#### Given request
Please quote every line word for word.

Dataset excerpt
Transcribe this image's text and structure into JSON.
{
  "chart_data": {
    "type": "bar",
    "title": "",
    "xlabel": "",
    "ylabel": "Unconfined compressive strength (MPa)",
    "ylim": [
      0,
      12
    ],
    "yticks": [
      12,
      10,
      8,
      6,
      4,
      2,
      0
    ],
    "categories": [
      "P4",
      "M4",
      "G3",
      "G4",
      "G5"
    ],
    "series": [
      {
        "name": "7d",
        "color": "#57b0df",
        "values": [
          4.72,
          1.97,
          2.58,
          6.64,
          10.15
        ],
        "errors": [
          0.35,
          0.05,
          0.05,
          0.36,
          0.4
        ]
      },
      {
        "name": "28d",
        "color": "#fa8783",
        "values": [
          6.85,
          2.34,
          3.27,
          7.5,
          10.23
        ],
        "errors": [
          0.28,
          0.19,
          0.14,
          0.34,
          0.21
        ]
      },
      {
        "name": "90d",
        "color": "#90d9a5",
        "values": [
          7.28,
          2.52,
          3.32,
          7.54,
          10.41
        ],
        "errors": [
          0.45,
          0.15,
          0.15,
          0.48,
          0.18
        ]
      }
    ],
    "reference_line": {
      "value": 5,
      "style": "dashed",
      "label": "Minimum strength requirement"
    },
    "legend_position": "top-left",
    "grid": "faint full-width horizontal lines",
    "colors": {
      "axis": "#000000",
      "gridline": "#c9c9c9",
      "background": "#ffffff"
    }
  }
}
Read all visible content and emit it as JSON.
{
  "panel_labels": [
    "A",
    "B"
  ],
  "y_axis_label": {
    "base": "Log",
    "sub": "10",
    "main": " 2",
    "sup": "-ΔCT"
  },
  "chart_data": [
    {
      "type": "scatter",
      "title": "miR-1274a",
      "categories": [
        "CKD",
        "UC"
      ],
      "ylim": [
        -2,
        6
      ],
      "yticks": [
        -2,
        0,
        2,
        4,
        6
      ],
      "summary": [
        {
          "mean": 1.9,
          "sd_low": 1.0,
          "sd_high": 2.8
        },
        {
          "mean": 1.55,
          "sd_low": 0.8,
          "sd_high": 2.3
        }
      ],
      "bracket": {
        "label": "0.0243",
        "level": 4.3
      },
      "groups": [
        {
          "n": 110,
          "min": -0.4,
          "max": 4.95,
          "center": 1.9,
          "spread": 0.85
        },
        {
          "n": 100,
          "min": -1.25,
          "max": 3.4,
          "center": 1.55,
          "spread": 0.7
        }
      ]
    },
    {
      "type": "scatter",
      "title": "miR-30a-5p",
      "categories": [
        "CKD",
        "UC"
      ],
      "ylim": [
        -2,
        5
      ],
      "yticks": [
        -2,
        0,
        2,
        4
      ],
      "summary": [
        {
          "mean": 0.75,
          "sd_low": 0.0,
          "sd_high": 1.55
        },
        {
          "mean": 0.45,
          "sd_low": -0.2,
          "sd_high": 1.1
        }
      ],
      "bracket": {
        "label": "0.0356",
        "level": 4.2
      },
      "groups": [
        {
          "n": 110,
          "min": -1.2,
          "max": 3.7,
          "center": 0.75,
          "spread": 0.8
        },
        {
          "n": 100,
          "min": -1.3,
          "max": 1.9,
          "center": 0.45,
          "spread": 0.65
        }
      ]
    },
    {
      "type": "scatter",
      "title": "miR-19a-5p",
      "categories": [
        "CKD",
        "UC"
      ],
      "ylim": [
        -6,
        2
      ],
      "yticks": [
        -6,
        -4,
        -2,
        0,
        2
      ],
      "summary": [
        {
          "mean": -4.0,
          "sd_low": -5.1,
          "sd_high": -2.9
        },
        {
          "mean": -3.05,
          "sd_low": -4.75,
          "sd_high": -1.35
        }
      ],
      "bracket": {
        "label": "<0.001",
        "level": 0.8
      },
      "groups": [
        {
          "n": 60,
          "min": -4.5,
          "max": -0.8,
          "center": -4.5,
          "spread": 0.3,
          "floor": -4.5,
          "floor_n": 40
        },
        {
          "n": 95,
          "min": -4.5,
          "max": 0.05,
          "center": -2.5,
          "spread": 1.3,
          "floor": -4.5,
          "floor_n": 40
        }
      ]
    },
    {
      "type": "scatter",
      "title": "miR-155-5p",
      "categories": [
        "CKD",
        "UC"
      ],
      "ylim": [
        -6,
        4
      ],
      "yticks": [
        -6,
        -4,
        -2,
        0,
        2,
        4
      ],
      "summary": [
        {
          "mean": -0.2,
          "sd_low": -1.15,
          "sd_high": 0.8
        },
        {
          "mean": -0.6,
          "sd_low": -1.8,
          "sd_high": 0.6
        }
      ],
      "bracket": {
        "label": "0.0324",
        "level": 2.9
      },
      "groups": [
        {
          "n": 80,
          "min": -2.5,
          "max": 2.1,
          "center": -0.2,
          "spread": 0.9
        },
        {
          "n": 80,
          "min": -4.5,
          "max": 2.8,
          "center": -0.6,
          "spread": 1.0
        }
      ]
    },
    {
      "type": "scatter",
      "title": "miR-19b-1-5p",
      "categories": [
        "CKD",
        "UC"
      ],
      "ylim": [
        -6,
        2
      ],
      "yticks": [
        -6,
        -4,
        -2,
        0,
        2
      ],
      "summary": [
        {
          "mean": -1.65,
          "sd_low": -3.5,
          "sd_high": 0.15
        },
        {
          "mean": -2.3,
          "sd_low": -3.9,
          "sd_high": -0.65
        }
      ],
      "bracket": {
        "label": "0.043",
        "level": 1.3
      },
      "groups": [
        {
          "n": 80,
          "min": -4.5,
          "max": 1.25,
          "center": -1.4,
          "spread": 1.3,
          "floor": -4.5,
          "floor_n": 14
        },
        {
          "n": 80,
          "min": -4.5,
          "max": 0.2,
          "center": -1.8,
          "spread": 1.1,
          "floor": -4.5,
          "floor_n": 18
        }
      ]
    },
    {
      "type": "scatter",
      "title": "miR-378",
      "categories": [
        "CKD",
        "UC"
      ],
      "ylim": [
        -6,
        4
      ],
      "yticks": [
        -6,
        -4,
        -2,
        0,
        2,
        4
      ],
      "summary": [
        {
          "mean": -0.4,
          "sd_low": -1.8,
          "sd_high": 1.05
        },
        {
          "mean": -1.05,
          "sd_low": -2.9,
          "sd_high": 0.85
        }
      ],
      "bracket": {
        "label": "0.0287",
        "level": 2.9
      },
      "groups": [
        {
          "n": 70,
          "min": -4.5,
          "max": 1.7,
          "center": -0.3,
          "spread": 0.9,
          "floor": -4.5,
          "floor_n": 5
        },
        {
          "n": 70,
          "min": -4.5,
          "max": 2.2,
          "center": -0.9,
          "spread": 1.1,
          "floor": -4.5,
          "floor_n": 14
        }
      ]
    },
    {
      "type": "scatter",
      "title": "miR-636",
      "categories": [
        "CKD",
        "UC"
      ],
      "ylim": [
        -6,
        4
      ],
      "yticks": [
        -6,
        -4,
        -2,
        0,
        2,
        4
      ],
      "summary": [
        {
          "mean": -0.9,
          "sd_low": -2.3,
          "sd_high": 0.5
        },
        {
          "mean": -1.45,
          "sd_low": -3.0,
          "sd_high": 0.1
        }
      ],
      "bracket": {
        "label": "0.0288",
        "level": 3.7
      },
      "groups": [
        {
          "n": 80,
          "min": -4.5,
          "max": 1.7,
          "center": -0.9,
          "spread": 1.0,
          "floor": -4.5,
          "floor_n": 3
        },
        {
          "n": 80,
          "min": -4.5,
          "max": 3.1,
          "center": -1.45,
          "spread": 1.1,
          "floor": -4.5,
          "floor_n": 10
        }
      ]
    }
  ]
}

#### Answer for this exercise
Transcribe this image's text and structure into JSON.
{
  "chart_data": {
    "type": "bar",
    "title": "",
    "xlabel": "",
    "ylabel": "Unconfined compressive strength (MPa)",
    "ylim": [
      0,
      12
    ],
    "yticks": [
      12,
      10,
      8,
      6,
      4,
      2,
      0
    ],
    "categories": [
      "P4",
      "M4",
      "G3",
      "G4",
      "G5"
    ],
    "series": [
      {
        "name": "7d",
        "color": "#57b0df",
        "values": [
          4.72,
          1.97,
          2.58,
          6.64,
          10.15
        ],
        "errors": [
          0.35,
          0.05,
          0.05,
          0.36,
          0.4
        ]
      },
      {
        "name": "28d",
        "color": "#fa8783",
        "values": [
          6.85,
          2.34,
          3.27,
          7.5,
          10.23
        ],
        "errors": [
          0.28,
          0.19,
          0.14,
          0.34,
          0.21
        ]
      },
      {
        "name": "90d",
        "color": "#90d9a5",
        "values": [
          7.28,
          2.52,
          3.32,
          7.54,
          10.41
        ],
        "errors": [
          0.45,
          0.15,
          0.15,
          0.48,
          0.18
        ]
      }
    ],
    "reference_line": {
      "value": 5,
      "style": "dashed",
      "label": "Minimum strength requirement"
    },
    "legend_position": "top-left",
    "grid": "faint full-width horizontal lines",
    "colors": {
      "axis": "#000000",
      "gridline": "#c9c9c9",
      "background": "#ffffff"
    }
  }
}
Read all visible content and emit it as JSON.
{
  "panel_labels": [
    "A",
    "B"
  ],
  "y_axis_label": {
    "base": "Log",
    "sub": "10",
    "main": " 2",
    "sup": "-ΔCT"
  },
  "chart_data": [
    {
      "type": "scatter",
      "title": "miR-1274a",
      "categories": [
        "CKD",
        "UC"
      ],
      "ylim": [
        -2,
        6
      ],
      "yticks": [
        -2,
        0,
        2,
        4,
        6
      ],
      "summary": [
        {
          "mean": 1.9,
          "sd_low": 1.0,
          "sd_high": 2.8
        },
        {
          "mean": 1.55,
          "sd_low": 0.8,
          "sd_high": 2.3
        }
      ],
      "bracket": {
        "label": "0.0243",
        "level": 4.3
      },
      "groups": [
        {
          "n": 110,
          "min": -0.4,
          "max": 4.95,
          "center": 1.9,
          "spread": 0.85
        },
        {
          "n": 100,
          "min": -1.25,
          "max": 3.4,
          "center": 1.55,
          "spread": 0.7
        }
      ]
    },
    {
      "type": "scatter",
      "title": "miR-30a-5p",
      "categories": [
        "CKD",
        "UC"
      ],
      "ylim": [
        -2,
        5
      ],
      "yticks": [
        -2,
        0,
        2,
        4
      ],
      "summary": [
        {
          "mean": 0.75,
          "sd_low": 0.0,
          "sd_high": 1.55
        },
        {
          "mean": 0.45,
          "sd_low": -0.2,
          "sd_high": 1.1
        }
      ],
      "bracket": {
        "label": "0.0356",
        "level": 4.2
      },
      "groups": [
        {
          "n": 110,
          "min": -1.2,
          "max": 3.7,
          "center": 0.75,
          "spread": 0.8
        },
        {
          "n": 100,
          "min": -1.3,
          "max": 1.9,
          "center": 0.45,
          "spread": 0.65
        }
      ]
    },
    {
      "type": "scatter",
      "title": "miR-19a-5p",
      "categories": [
        "CKD",
        "UC"
      ],
      "ylim": [
        -6,
        2
      ],
      "yticks": [
        -6,
        -4,
        -2,
        0,
        2
      ],
      "summary": [
        {
          "mean": -4.0,
          "sd_low": -5.1,
          "sd_high": -2.9
        },
        {
          "mean": -3.05,
          "sd_low": -4.75,
          "sd_high": -1.35
        }
      ],
      "bracket": {
        "label": "<0.001",
        "level": 0.8
      },
      "groups": [
        {
          "n": 60,
          "min": -4.5,
          "max": -0.8,
          "center": -4.5,
          "spread": 0.3,
          "floor": -4.5,
          "floor_n": 40
        },
        {
          "n": 95,
          "min": -4.5,
          "max": 0.05,
          "center": -2.5,
          "spread": 1.3,
          "floor": -4.5,
          "floor_n": 40
        }
      ]
    },
    {
      "type": "scatter",
      "title": "miR-155-5p",
      "categories": [
        "CKD",
        "UC"
      ],
      "ylim": [
        -6,
        4
      ],
      "yticks": [
        -6,
        -4,
        -2,
        0,
        2,
        4
      ],
      "summary": [
        {
          "mean": -0.2,
          "sd_low": -1.15,
          "sd_high": 0.8
        },
        {
          "mean": -0.6,
          "sd_low": -1.8,
          "sd_high": 0.6
        }
      ],
      "bracket": {
        "label": "0.0324",
        "level": 2.9
      },
      "groups": [
        {
          "n": 80,
          "min": -2.5,
          "max": 2.1,
          "center": -0.2,
          "spread": 0.9
        },
        {
          "n": 80,
          "min": -4.5,
          "max": 2.8,
          "center": -0.6,
          "spread": 1.0
        }
      ]
    },
    {
      "type": "scatter",
      "title": "miR-19b-1-5p",
      "categories": [
        "CKD",
        "UC"
      ],
      "ylim": [
        -6,
        2
      ],
      "yticks": [
        -6,
        -4,
        -2,
        0,
        2
      ],
      "summary": [
        {
          "mean": -1.65,
          "sd_low": -3.5,
          "sd_high": 0.15
        },
        {
          "mean": -2.3,
          "sd_low": -3.9,
          "sd_high": -0.65
        }
      ],
      "bracket": {
        "label": "0.043",
        "level": 1.3
      },
      "groups": [
        {
          "n": 80,
          "min": -4.5,
          "max": 1.25,
          "center": -1.4,
          "spread": 1.3,
          "floor": -4.5,
          "floor_n": 14
        },
        {
          "n": 80,
          "min": -4.5,
          "max": 0.2,
          "center": -1.8,
          "spread": 1.1,
          "floor": -4.5,
          "floor_n": 18
        }
      ]
    },
    {
      "type": "scatter",
      "title": "miR-378",
      "categories": [
        "CKD",
        "UC"
      ],
      "ylim": [
        -6,
        4
      ],
      "yticks": [
        -6,
        -4,
        -2,
        0,
        2,
        4
      ],
      "summary": [
        {
          "mean": -0.4,
          "sd_low": -1.8,
          "sd_high": 1.05
        },
        {
          "mean": -1.05,
          "sd_low": -2.9,
          "sd_high": 0.85
        }
      ],
      "bracket": {
        "label": "0.0287",
        "level": 2.9
      },
      "groups": [
        {
          "n": 70,
          "min": -4.5,
          "max": 1.7,
          "center": -0.3,
          "spread": 0.9,
          "floor": -4.5,
          "floor_n": 5
        },
        {
          "n": 70,
          "min": -4.5,
          "max": 2.2,
          "center": -0.9,
          "spread": 1.1,
          "floor": -4.5,
          "floor_n": 14
        }
      ]
    },
    {
      "type": "scatter",
      "title": "miR-636",
      "categories": [
        "CKD",
        "UC"
      ],
      "ylim": [
        -6,
        4
      ],
      "yticks": [
        -6,
        -4,
        -2,
        0,
        2,
        4
      ],
      "summary": [
        {
          "mean": -0.9,
          "sd_low": -2.3,
          "sd_high": 0.5
        },
        {
          "mean": -1.45,
          "sd_low": -3.0,
          "sd_high": 0.1
        }
      ],
      "bracket": {
        "label": "0.0288",
        "level": 3.7
      },
      "groups": [
        {
          "n": 80,
          "min": -4.5,
          "max": 1.7,
          "center": -0.9,
          "spread": 1.0,
          "floor": -4.5,
          "floor_n": 3
        },
        {
          "n": 80,
          "min": -4.5,
          "max": 3.1,
          "center": -1.45,
          "spread": 1.1,
          "floor": -4.5,
          "floor_n": 10
        }
      ]
    }
  ]
}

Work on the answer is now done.